* _Written exercise_
Copy each line of the entries beneath that contains the word "requirements".

* _Provided data_
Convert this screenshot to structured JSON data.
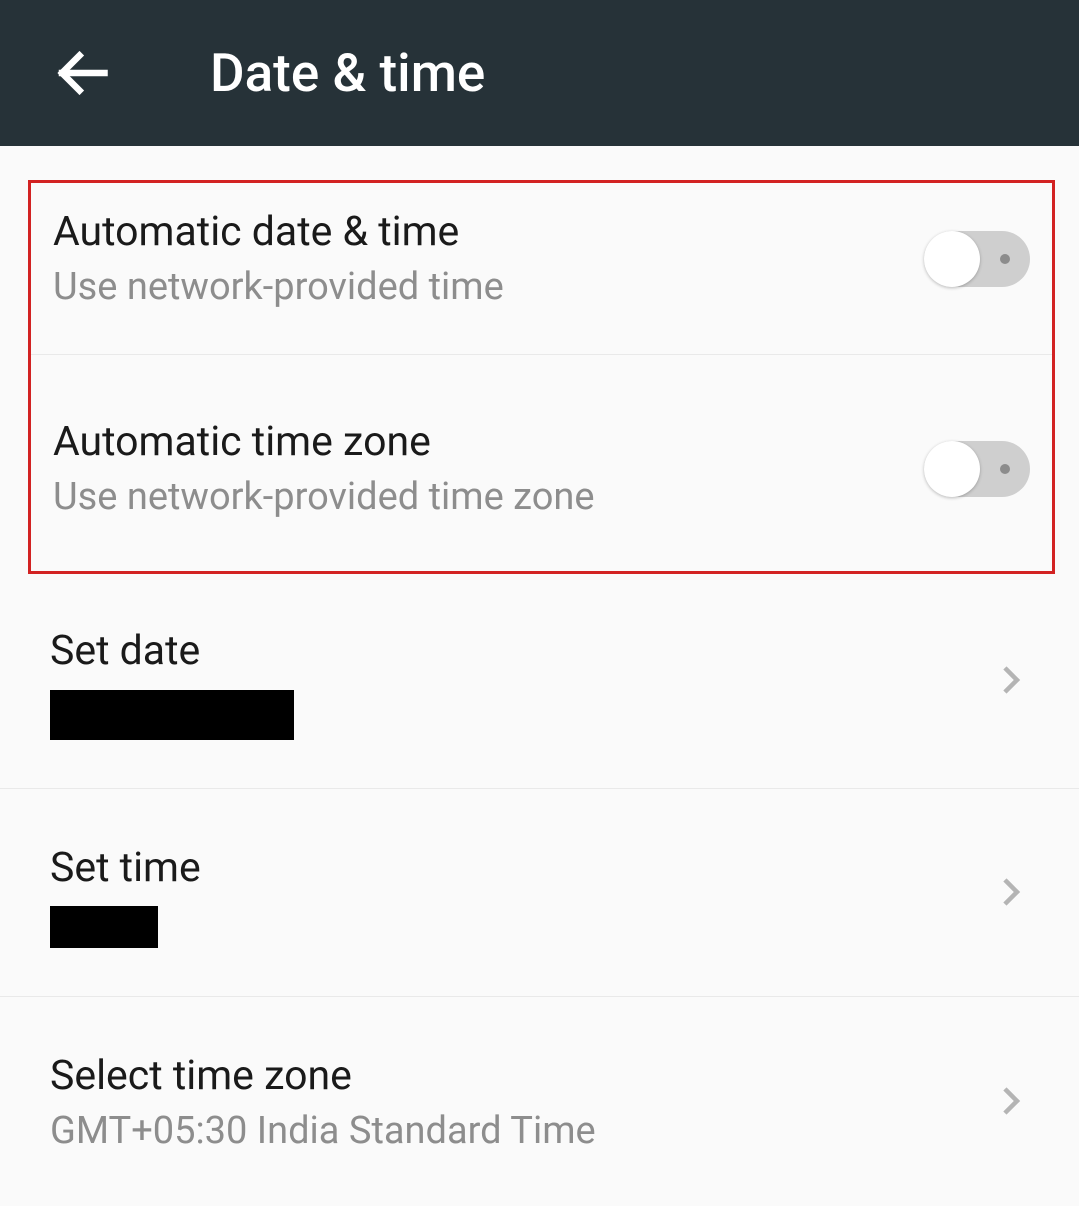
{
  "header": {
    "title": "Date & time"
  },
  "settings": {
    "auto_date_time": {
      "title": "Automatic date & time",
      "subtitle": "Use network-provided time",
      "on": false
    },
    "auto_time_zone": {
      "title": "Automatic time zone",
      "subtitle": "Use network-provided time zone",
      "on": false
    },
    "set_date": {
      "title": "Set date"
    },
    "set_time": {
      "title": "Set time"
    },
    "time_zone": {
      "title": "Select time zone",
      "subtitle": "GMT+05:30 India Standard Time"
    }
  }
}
--
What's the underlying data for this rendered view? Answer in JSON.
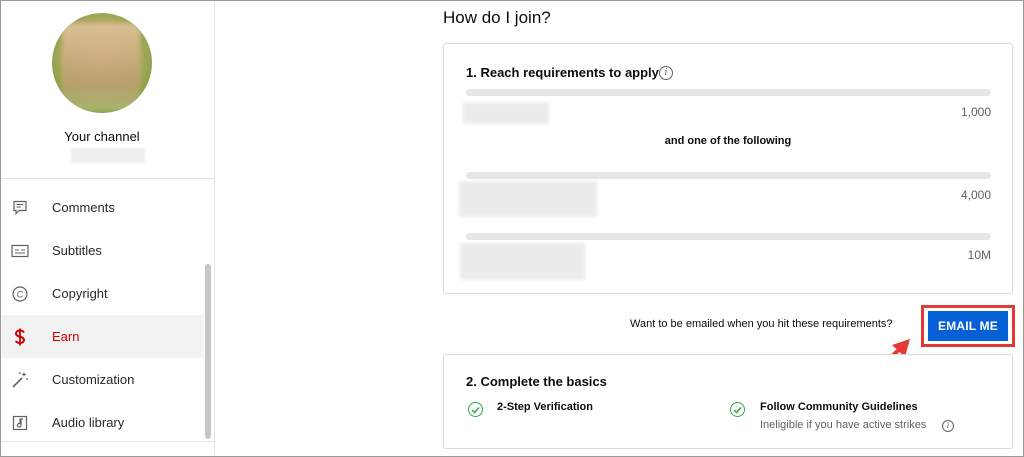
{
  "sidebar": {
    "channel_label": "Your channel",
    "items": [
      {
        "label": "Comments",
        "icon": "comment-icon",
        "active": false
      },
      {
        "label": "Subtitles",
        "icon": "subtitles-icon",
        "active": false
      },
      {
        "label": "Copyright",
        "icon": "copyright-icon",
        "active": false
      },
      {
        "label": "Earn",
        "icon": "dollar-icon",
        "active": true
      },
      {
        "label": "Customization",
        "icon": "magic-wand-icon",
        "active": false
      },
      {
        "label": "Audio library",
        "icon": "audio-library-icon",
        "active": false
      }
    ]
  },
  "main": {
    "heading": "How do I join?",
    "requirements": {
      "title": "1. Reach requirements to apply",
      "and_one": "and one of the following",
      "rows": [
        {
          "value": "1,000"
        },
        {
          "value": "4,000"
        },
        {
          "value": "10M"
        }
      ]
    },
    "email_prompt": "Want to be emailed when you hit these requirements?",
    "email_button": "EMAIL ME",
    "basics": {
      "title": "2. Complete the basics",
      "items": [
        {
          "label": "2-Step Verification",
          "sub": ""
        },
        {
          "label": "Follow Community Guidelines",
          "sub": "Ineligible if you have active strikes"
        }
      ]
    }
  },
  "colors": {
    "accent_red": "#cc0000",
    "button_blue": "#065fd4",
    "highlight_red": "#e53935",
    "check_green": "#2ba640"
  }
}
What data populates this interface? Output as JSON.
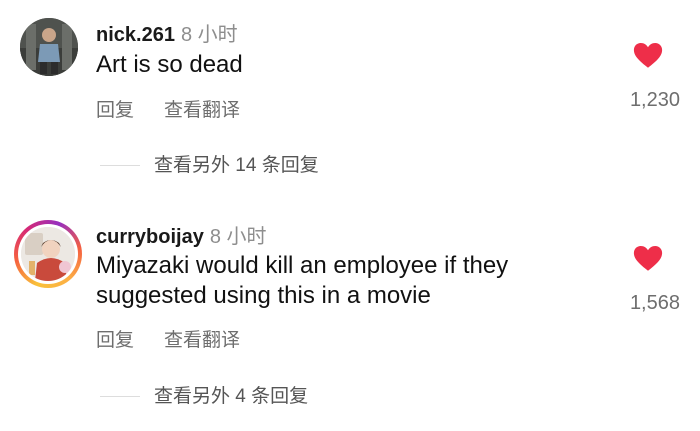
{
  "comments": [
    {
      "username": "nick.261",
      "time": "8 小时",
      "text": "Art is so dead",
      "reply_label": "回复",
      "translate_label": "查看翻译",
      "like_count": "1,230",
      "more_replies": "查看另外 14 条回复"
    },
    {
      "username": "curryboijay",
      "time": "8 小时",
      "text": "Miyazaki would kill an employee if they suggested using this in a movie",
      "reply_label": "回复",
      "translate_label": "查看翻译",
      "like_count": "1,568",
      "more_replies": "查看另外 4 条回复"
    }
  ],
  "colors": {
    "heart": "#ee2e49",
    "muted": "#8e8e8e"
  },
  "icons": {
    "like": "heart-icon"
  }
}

* _Expected output_
    "requirements": {
      "title": "1. Reach requirements to apply",
    "email_prompt": "Want to be emailed when you hit these requirements?",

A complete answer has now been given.